[Work to be completed]: Will you quote all of the entries, word for word?

____ Extracted records

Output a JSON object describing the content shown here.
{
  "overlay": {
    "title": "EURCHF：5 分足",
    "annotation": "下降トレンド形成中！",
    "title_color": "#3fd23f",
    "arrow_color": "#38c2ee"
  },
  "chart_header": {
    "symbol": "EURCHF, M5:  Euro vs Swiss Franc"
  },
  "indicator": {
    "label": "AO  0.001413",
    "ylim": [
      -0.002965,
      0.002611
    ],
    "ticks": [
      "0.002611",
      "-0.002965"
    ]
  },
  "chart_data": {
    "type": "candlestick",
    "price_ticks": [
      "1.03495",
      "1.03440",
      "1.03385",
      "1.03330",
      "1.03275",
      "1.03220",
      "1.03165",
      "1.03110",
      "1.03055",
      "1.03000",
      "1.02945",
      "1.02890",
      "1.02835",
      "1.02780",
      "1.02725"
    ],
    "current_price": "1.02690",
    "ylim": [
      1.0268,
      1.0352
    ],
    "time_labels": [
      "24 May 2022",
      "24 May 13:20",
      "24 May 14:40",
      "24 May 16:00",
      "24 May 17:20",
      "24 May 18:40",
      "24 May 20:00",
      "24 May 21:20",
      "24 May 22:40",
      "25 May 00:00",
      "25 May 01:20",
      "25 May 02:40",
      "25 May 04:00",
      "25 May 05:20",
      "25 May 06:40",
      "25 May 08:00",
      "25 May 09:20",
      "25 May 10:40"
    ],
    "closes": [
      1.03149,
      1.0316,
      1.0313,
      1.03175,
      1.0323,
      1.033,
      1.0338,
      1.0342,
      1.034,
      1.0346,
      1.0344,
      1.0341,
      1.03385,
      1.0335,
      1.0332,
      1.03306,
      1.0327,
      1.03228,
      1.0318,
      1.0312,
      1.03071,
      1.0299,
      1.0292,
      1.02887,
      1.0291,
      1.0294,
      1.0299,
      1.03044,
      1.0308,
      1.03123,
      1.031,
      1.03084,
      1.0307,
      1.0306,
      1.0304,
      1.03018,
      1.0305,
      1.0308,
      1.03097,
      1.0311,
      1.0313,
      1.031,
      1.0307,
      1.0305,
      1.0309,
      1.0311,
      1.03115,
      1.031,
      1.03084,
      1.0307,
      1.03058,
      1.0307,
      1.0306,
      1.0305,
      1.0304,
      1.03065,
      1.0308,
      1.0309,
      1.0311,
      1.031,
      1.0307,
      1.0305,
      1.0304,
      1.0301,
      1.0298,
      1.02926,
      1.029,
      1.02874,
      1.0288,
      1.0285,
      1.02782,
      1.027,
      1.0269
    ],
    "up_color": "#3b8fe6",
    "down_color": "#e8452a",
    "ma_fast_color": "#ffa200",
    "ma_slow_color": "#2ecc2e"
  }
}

________

[Answer to this problem]:
Output a JSON object describing the content shown here.
{
  "overlay": {
    "title": "EURCHF：5 分足",
    "annotation": "下降トレンド形成中！",
    "title_color": "#3fd23f",
    "arrow_color": "#38c2ee"
  },
  "chart_header": {
    "symbol": "EURCHF, M5:  Euro vs Swiss Franc"
  },
  "indicator": {
    "label": "AO  0.001413",
    "ylim": [
      -0.002965,
      0.002611
    ],
    "ticks": [
      "0.002611",
      "-0.002965"
    ]
  },
  "chart_data": {
    "type": "candlestick",
    "price_ticks": [
      "1.03495",
      "1.03440",
      "1.03385",
      "1.03330",
      "1.03275",
      "1.03220",
      "1.03165",
      "1.03110",
      "1.03055",
      "1.03000",
      "1.02945",
      "1.02890",
      "1.02835",
      "1.02780",
      "1.02725"
    ],
    "current_price": "1.02690",
    "ylim": [
      1.0268,
      1.0352
    ],
    "time_labels": [
      "24 May 2022",
      "24 May 13:20",
      "24 May 14:40",
      "24 May 16:00",
      "24 May 17:20",
      "24 May 18:40",
      "24 May 20:00",
      "24 May 21:20",
      "24 May 22:40",
      "25 May 00:00",
      "25 May 01:20",
      "25 May 02:40",
      "25 May 04:00",
      "25 May 05:20",
      "25 May 06:40",
      "25 May 08:00",
      "25 May 09:20",
      "25 May 10:40"
    ],
    "closes": [
      1.03149,
      1.0316,
      1.0313,
      1.03175,
      1.0323,
      1.033,
      1.0338,
      1.0342,
      1.034,
      1.0346,
      1.0344,
      1.0341,
      1.03385,
      1.0335,
      1.0332,
      1.03306,
      1.0327,
      1.03228,
      1.0318,
      1.0312,
      1.03071,
      1.0299,
      1.0292,
      1.02887,
      1.0291,
      1.0294,
      1.0299,
      1.03044,
      1.0308,
      1.03123,
      1.031,
      1.03084,
      1.0307,
      1.0306,
      1.0304,
      1.03018,
      1.0305,
      1.0308,
      1.03097,
      1.0311,
      1.0313,
      1.031,
      1.0307,
      1.0305,
      1.0309,
      1.0311,
      1.03115,
      1.031,
      1.03084,
      1.0307,
      1.03058,
      1.0307,
      1.0306,
      1.0305,
      1.0304,
      1.03065,
      1.0308,
      1.0309,
      1.0311,
      1.031,
      1.0307,
      1.0305,
      1.0304,
      1.0301,
      1.0298,
      1.02926,
      1.029,
      1.02874,
      1.0288,
      1.0285,
      1.02782,
      1.027,
      1.0269
    ],
    "up_color": "#3b8fe6",
    "down_color": "#e8452a",
    "ma_fast_color": "#ffa200",
    "ma_slow_color": "#2ecc2e"
  }
}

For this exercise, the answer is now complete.